%%

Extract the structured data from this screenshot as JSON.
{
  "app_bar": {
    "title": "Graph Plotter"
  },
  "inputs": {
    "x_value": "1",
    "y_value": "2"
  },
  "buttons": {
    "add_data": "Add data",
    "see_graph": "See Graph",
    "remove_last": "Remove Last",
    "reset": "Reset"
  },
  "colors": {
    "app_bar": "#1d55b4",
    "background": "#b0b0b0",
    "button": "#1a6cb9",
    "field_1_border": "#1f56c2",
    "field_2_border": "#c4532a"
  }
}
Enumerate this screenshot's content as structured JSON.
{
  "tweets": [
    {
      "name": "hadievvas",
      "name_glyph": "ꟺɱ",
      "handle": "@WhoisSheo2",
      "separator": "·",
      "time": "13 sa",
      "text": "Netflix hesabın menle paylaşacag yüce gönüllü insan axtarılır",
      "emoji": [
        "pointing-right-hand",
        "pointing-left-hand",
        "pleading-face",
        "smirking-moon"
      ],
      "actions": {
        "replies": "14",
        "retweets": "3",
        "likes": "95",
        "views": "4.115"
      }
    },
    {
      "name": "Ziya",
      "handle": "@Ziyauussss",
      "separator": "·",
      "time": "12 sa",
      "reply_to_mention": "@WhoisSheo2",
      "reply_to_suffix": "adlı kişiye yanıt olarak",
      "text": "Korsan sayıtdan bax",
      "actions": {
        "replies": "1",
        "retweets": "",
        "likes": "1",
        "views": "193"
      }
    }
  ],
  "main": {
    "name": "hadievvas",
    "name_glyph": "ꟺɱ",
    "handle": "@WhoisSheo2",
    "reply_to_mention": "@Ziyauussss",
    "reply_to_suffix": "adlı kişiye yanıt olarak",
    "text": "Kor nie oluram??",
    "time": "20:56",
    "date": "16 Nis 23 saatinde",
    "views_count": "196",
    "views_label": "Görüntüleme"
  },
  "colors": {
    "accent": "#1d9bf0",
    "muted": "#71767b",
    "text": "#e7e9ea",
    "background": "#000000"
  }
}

%%

▸ WRITTEN TASK
All of the entries should be written out again exactly.

▸ RESULT OF THIS EXERCISE
Extract the structured data from this screenshot as JSON.
{
  "app_bar": {
    "title": "Graph Plotter"
  },
  "inputs": {
    "x_value": "1",
    "y_value": "2"
  },
  "buttons": {
    "add_data": "Add data",
    "see_graph": "See Graph",
    "remove_last": "Remove Last",
    "reset": "Reset"
  },
  "colors": {
    "app_bar": "#1d55b4",
    "background": "#b0b0b0",
    "button": "#1a6cb9",
    "field_1_border": "#1f56c2",
    "field_2_border": "#c4532a"
  }
}
Enumerate this screenshot's content as structured JSON.
{
  "tweets": [
    {
      "name": "hadievvas",
      "name_glyph": "ꟺɱ",
      "handle": "@WhoisSheo2",
      "separator": "·",
      "time": "13 sa",
      "text": "Netflix hesabın menle paylaşacag yüce gönüllü insan axtarılır",
      "emoji": [
        "pointing-right-hand",
        "pointing-left-hand",
        "pleading-face",
        "smirking-moon"
      ],
      "actions": {
        "replies": "14",
        "retweets": "3",
        "likes": "95",
        "views": "4.115"
      }
    },
    {
      "name": "Ziya",
      "handle": "@Ziyauussss",
      "separator": "·",
      "time": "12 sa",
      "reply_to_mention": "@WhoisSheo2",
      "reply_to_suffix": "adlı kişiye yanıt olarak",
      "text": "Korsan sayıtdan bax",
      "actions": {
        "replies": "1",
        "retweets": "",
        "likes": "1",
        "views": "193"
      }
    }
  ],
  "main": {
    "name": "hadievvas",
    "name_glyph": "ꟺɱ",
    "handle": "@WhoisSheo2",
    "reply_to_mention": "@Ziyauussss",
    "reply_to_suffix": "adlı kişiye yanıt olarak",
    "text": "Kor nie oluram??",
    "time": "20:56",
    "date": "16 Nis 23 saatinde",
    "views_count": "196",
    "views_label": "Görüntüleme"
  },
  "colors": {
    "accent": "#1d9bf0",
    "muted": "#71767b",
    "text": "#e7e9ea",
    "background": "#000000"
  }
}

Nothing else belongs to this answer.